--- start of RECORDS FOR THIS TASK ---

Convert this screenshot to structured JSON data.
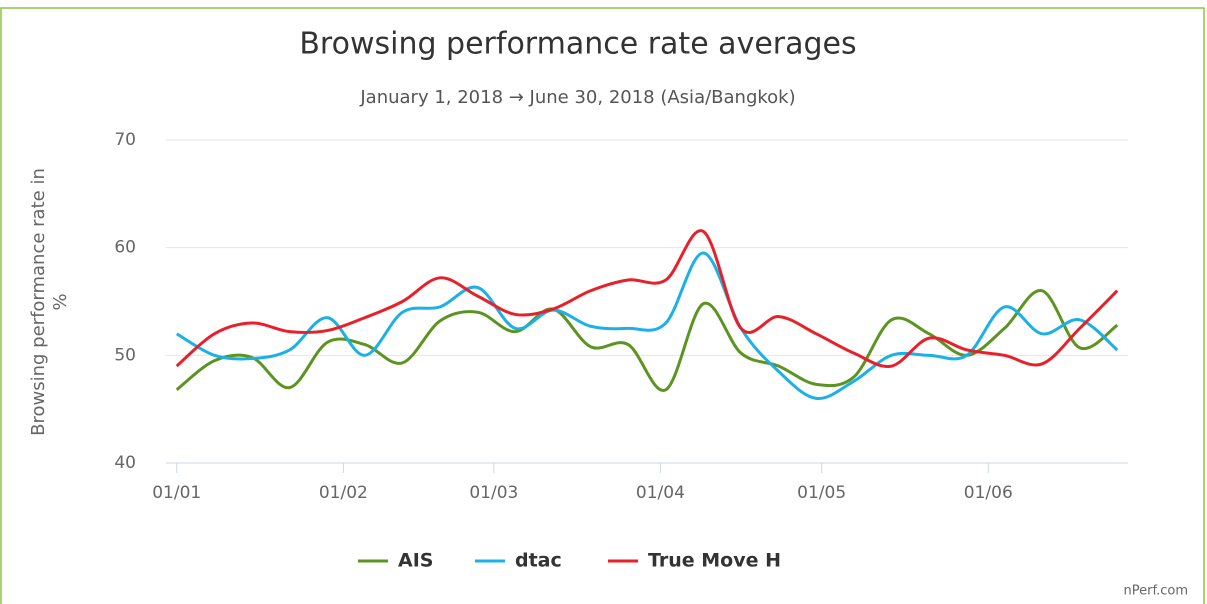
{
  "chart_data": {
    "type": "line",
    "title": "Browsing performance rate averages",
    "subtitle": "January 1, 2018 → June 30, 2018 (Asia/Bangkok)",
    "y_label": "Browsing performance rate in %",
    "credit": "nPerf.com",
    "x": [
      0,
      7,
      14,
      21,
      28,
      35,
      42,
      49,
      56,
      63,
      70,
      77,
      84,
      91,
      98,
      105,
      112,
      119,
      126,
      133,
      140,
      147,
      154,
      161,
      168,
      175
    ],
    "xlim": [
      -2,
      177
    ],
    "xticks": [
      {
        "value": 0,
        "label": "01/01"
      },
      {
        "value": 31,
        "label": "01/02"
      },
      {
        "value": 59,
        "label": "01/03"
      },
      {
        "value": 90,
        "label": "01/04"
      },
      {
        "value": 120,
        "label": "01/05"
      },
      {
        "value": 151,
        "label": "01/06"
      }
    ],
    "ylim": [
      40,
      70
    ],
    "yticks": [
      40,
      50,
      60,
      70
    ],
    "grid": true,
    "legend": "bottom",
    "series": [
      {
        "name": "AIS",
        "color": "#5b9420",
        "values": [
          46.8,
          49.5,
          49.8,
          47,
          51.2,
          51,
          49.3,
          53.2,
          54,
          52.2,
          54.3,
          50.8,
          51,
          46.8,
          54.8,
          50.2,
          49,
          47.3,
          48,
          53.3,
          52,
          50,
          52.5,
          56,
          50.7,
          52.8
        ]
      },
      {
        "name": "dtac",
        "color": "#1cb0e8",
        "values": [
          52,
          50,
          49.7,
          50.5,
          53.5,
          50,
          54,
          54.5,
          56.3,
          52.5,
          54.2,
          52.7,
          52.5,
          53,
          59.5,
          52.5,
          48.5,
          46,
          47.6,
          50,
          50,
          50,
          54.5,
          52,
          53.3,
          50.5
        ]
      },
      {
        "name": "True Move H",
        "color": "#e8202a",
        "values": [
          49,
          52,
          53,
          52.2,
          52.3,
          53.5,
          55,
          57.2,
          55.5,
          53.8,
          54.3,
          56,
          57,
          57,
          61.5,
          52.5,
          53.6,
          52,
          50.2,
          49,
          51.6,
          50.5,
          50,
          49.2,
          52.5,
          56
        ]
      }
    ]
  }
}
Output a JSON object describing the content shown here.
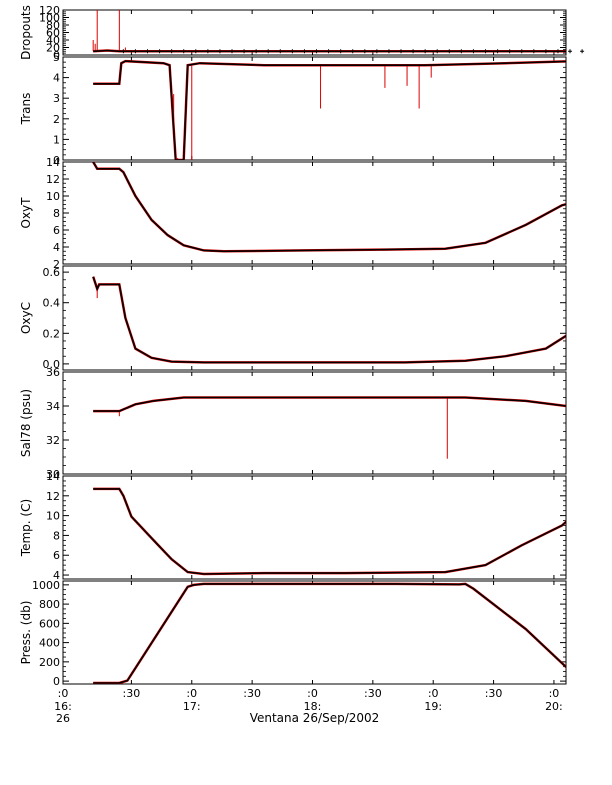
{
  "chart_data": {
    "type": "line",
    "xlabel": "Ventana 26/Sep/2002",
    "x_unit": "minutes after 16:26",
    "xlim": [
      0,
      250
    ],
    "x_ticks": [
      {
        "value": 0,
        "label": ":0",
        "sub1": "16:",
        "sub2": "26"
      },
      {
        "value": 34,
        "label": ":30",
        "sub1": "",
        "sub2": ""
      },
      {
        "value": 64,
        "label": ":0",
        "sub1": "17:",
        "sub2": ""
      },
      {
        "value": 94,
        "label": ":30",
        "sub1": "",
        "sub2": ""
      },
      {
        "value": 124,
        "label": ":0",
        "sub1": "18:",
        "sub2": ""
      },
      {
        "value": 154,
        "label": ":30",
        "sub1": "",
        "sub2": ""
      },
      {
        "value": 184,
        "label": ":0",
        "sub1": "19:",
        "sub2": ""
      },
      {
        "value": 214,
        "label": ":30",
        "sub1": "",
        "sub2": ""
      },
      {
        "value": 244,
        "label": ":0",
        "sub1": "20:",
        "sub2": ""
      },
      {
        "value": 274,
        "label": ":30",
        "sub1": "",
        "sub2": ""
      }
    ],
    "series_colors": {
      "processed": "#000000",
      "raw": "#dd0000"
    },
    "panels": [
      {
        "name": "Dropouts",
        "ylabel": "Dropouts",
        "ylim": [
          0,
          120
        ],
        "y_ticks": [
          0,
          20,
          40,
          60,
          80,
          100,
          120
        ],
        "tick_labels": [
          "0",
          "20",
          "40",
          "60",
          "80",
          "100",
          "120"
        ],
        "points": [
          [
            15,
            10
          ],
          [
            22,
            12
          ],
          [
            28,
            10
          ],
          [
            40,
            10
          ],
          [
            80,
            10
          ],
          [
            120,
            10
          ],
          [
            160,
            10
          ],
          [
            200,
            10
          ],
          [
            240,
            10
          ],
          [
            260,
            10
          ]
        ],
        "raw_spikes": [
          [
            15,
            40
          ],
          [
            16,
            30
          ],
          [
            17,
            120
          ],
          [
            28,
            120
          ],
          [
            31,
            20
          ]
        ]
      },
      {
        "name": "Trans",
        "ylabel": "Trans",
        "ylim": [
          0,
          5
        ],
        "y_ticks": [
          0,
          1,
          2,
          3,
          4,
          5
        ],
        "tick_labels": [
          "0",
          "1",
          "2",
          "3",
          "4",
          "5"
        ],
        "points": [
          [
            15,
            3.7
          ],
          [
            28,
            3.7
          ],
          [
            29,
            4.7
          ],
          [
            31,
            4.8
          ],
          [
            50,
            4.7
          ],
          [
            53,
            4.6
          ],
          [
            56,
            0
          ],
          [
            60,
            0
          ],
          [
            62,
            4.6
          ],
          [
            68,
            4.7
          ],
          [
            100,
            4.6
          ],
          [
            140,
            4.6
          ],
          [
            180,
            4.6
          ],
          [
            220,
            4.7
          ],
          [
            255,
            4.8
          ],
          [
            258,
            4.7
          ],
          [
            259,
            3.6
          ]
        ],
        "raw_spikes": [
          [
            55,
            3.2
          ],
          [
            57,
            0.1
          ],
          [
            64,
            0
          ],
          [
            128,
            2.5
          ],
          [
            160,
            3.5
          ],
          [
            171,
            3.6
          ],
          [
            177,
            2.5
          ],
          [
            183,
            4.0
          ]
        ]
      },
      {
        "name": "OxyT",
        "ylabel": "OxyT",
        "ylim": [
          2,
          14
        ],
        "y_ticks": [
          2,
          4,
          6,
          8,
          10,
          12,
          14
        ],
        "tick_labels": [
          "2",
          "4",
          "6",
          "8",
          "10",
          "12",
          "14"
        ],
        "points": [
          [
            15,
            14
          ],
          [
            17,
            13.2
          ],
          [
            28,
            13.2
          ],
          [
            30,
            12.8
          ],
          [
            36,
            10
          ],
          [
            44,
            7.2
          ],
          [
            52,
            5.4
          ],
          [
            60,
            4.2
          ],
          [
            70,
            3.6
          ],
          [
            80,
            3.5
          ],
          [
            120,
            3.6
          ],
          [
            160,
            3.7
          ],
          [
            190,
            3.8
          ],
          [
            210,
            4.5
          ],
          [
            230,
            6.6
          ],
          [
            248,
            8.9
          ],
          [
            256,
            9.4
          ],
          [
            259,
            10.2
          ]
        ],
        "raw_spikes": []
      },
      {
        "name": "OxyC",
        "ylabel": "OxyC",
        "ylim": [
          -0.04,
          0.64
        ],
        "y_ticks": [
          0.0,
          0.2,
          0.4,
          0.6
        ],
        "tick_labels": [
          "0.0",
          "0.2",
          "0.4",
          "0.6"
        ],
        "points": [
          [
            15,
            0.57
          ],
          [
            17,
            0.49
          ],
          [
            18,
            0.52
          ],
          [
            28,
            0.52
          ],
          [
            31,
            0.3
          ],
          [
            36,
            0.1
          ],
          [
            44,
            0.04
          ],
          [
            54,
            0.015
          ],
          [
            70,
            0.01
          ],
          [
            120,
            0.01
          ],
          [
            170,
            0.01
          ],
          [
            200,
            0.02
          ],
          [
            220,
            0.05
          ],
          [
            240,
            0.1
          ],
          [
            252,
            0.2
          ],
          [
            257,
            0.35
          ],
          [
            259,
            0.6
          ]
        ],
        "raw_spikes": [
          [
            17,
            0.43
          ]
        ]
      },
      {
        "name": "Sal78",
        "ylabel": "Sal78 (psu)",
        "ylim": [
          30,
          36
        ],
        "y_ticks": [
          30,
          32,
          34,
          36
        ],
        "tick_labels": [
          "30",
          "32",
          "34",
          "36"
        ],
        "points": [
          [
            15,
            33.7
          ],
          [
            28,
            33.7
          ],
          [
            30,
            33.8
          ],
          [
            36,
            34.1
          ],
          [
            45,
            34.3
          ],
          [
            60,
            34.5
          ],
          [
            120,
            34.5
          ],
          [
            200,
            34.5
          ],
          [
            230,
            34.3
          ],
          [
            250,
            34.0
          ],
          [
            257,
            33.9
          ],
          [
            259,
            33.6
          ]
        ],
        "raw_spikes": [
          [
            28,
            33.4
          ],
          [
            191,
            30.9
          ]
        ]
      },
      {
        "name": "Temp",
        "ylabel": "Temp. (C)",
        "ylim": [
          3.6,
          14
        ],
        "y_ticks": [
          4,
          6,
          8,
          10,
          12,
          14
        ],
        "tick_labels": [
          "4",
          "6",
          "8",
          "10",
          "12",
          "14"
        ],
        "points": [
          [
            15,
            12.7
          ],
          [
            28,
            12.7
          ],
          [
            30,
            12
          ],
          [
            34,
            9.9
          ],
          [
            40,
            8.6
          ],
          [
            46,
            7.3
          ],
          [
            54,
            5.6
          ],
          [
            62,
            4.3
          ],
          [
            70,
            4.1
          ],
          [
            100,
            4.2
          ],
          [
            140,
            4.2
          ],
          [
            190,
            4.3
          ],
          [
            210,
            5.0
          ],
          [
            228,
            7.0
          ],
          [
            248,
            9.0
          ],
          [
            256,
            10.5
          ],
          [
            259,
            13.0
          ]
        ],
        "raw_spikes": []
      },
      {
        "name": "Press",
        "ylabel": "Press. (db)",
        "ylim": [
          -30,
          1040
        ],
        "y_ticks": [
          0,
          200,
          400,
          600,
          800,
          1000
        ],
        "tick_labels": [
          "0",
          "200",
          "400",
          "600",
          "800",
          "1000"
        ],
        "points": [
          [
            15,
            -20
          ],
          [
            28,
            -20
          ],
          [
            32,
            5
          ],
          [
            62,
            980
          ],
          [
            65,
            1000
          ],
          [
            70,
            1010
          ],
          [
            120,
            1010
          ],
          [
            165,
            1010
          ],
          [
            197,
            1005
          ],
          [
            200,
            1010
          ],
          [
            204,
            960
          ],
          [
            230,
            540
          ],
          [
            258,
            -10
          ],
          [
            259,
            -25
          ]
        ],
        "raw_spikes": []
      }
    ]
  }
}
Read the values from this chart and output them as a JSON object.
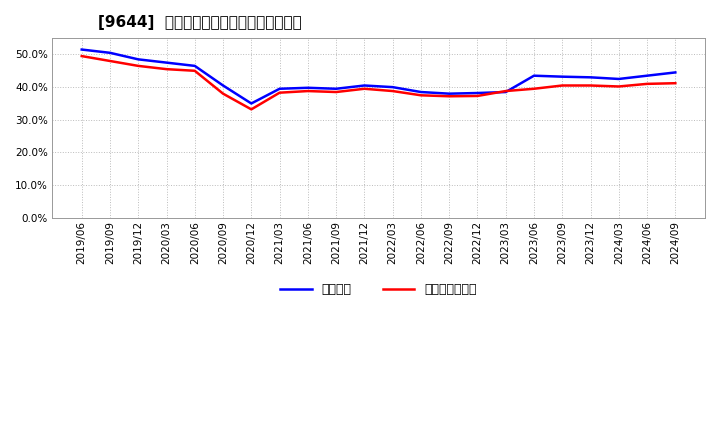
{
  "title": "[9644]  固定比率、固定長期適合率の推移",
  "legend1": "固定比率",
  "legend2": "固定長期適合率",
  "color1": "#0000ff",
  "color2": "#ff0000",
  "background": "#ffffff",
  "grid_color": "#bbbbbb",
  "x_labels": [
    "2019/06",
    "2019/09",
    "2019/12",
    "2020/03",
    "2020/06",
    "2020/09",
    "2020/12",
    "2021/03",
    "2021/06",
    "2021/09",
    "2021/12",
    "2022/03",
    "2022/06",
    "2022/09",
    "2022/12",
    "2023/03",
    "2023/06",
    "2023/09",
    "2023/12",
    "2024/03",
    "2024/06",
    "2024/09"
  ],
  "series1": [
    51.5,
    50.5,
    48.5,
    47.5,
    46.5,
    40.5,
    35.0,
    39.5,
    39.8,
    39.5,
    40.5,
    40.0,
    38.5,
    38.0,
    38.2,
    38.5,
    43.5,
    43.2,
    43.0,
    42.5,
    43.5,
    44.5
  ],
  "series2": [
    49.5,
    48.0,
    46.5,
    45.5,
    45.0,
    38.0,
    33.2,
    38.3,
    38.8,
    38.5,
    39.5,
    38.8,
    37.5,
    37.2,
    37.3,
    38.8,
    39.5,
    40.5,
    40.5,
    40.2,
    41.0,
    41.2
  ],
  "ylim": [
    0.0,
    55.0
  ],
  "yticks": [
    0.0,
    10.0,
    20.0,
    30.0,
    40.0,
    50.0
  ],
  "title_fontsize": 11,
  "tick_fontsize": 7.5,
  "legend_fontsize": 9
}
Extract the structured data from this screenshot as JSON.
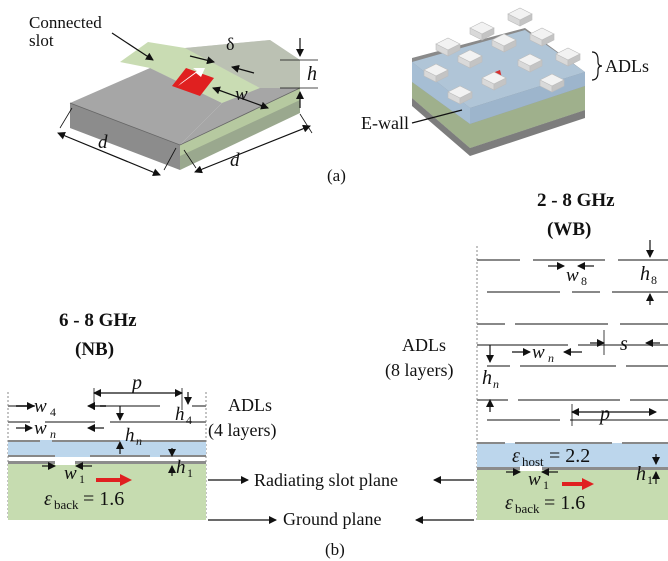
{
  "part_a": {
    "caption": "(a)",
    "connected_slot_line1": "Connected",
    "connected_slot_line2": "slot",
    "delta": "δ",
    "h": "h",
    "w": "w",
    "d_left": "d",
    "d_right": "d",
    "adls": "ADLs",
    "ewall": "E-wall"
  },
  "part_b": {
    "caption": "(b)",
    "nb": {
      "title_line1": "6 - 8 GHz",
      "title_line2": "(NB)",
      "adls_line1": "ADLs",
      "adls_line2": "(4 layers)",
      "p": "p",
      "w4": "w",
      "w4_sub": "4",
      "h4": "h",
      "h4_sub": "4",
      "wn": "w",
      "wn_sub": "n",
      "hn": "h",
      "hn_sub": "n",
      "w1": "w",
      "w1_sub": "1",
      "h1": "h",
      "h1_sub": "1",
      "eps_back": "ε",
      "eps_back_sub": "back",
      "eps_back_val": " = 1.6"
    },
    "wb": {
      "title_line1": "2 - 8 GHz",
      "title_line2": "(WB)",
      "adls_line1": "ADLs",
      "adls_line2": "(8 layers)",
      "w8": "w",
      "w8_sub": "8",
      "h8": "h",
      "h8_sub": "8",
      "s": "s",
      "wn": "w",
      "wn_sub": "n",
      "hn": "h",
      "hn_sub": "n",
      "p": "p",
      "eps_host": "ε",
      "eps_host_sub": "host",
      "eps_host_val": " = 2.2",
      "w1": "w",
      "w1_sub": "1",
      "h1": "h",
      "h1_sub": "1",
      "eps_back": "ε",
      "eps_back_sub": "back",
      "eps_back_val": " = 1.6"
    },
    "radiating_slot_plane": "Radiating slot plane",
    "ground_plane": "Ground plane"
  }
}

--- end of RECORDS FOR THIS TASK ---

How many lines of the records contain the string "ylabel"? Respond with the number alone.

7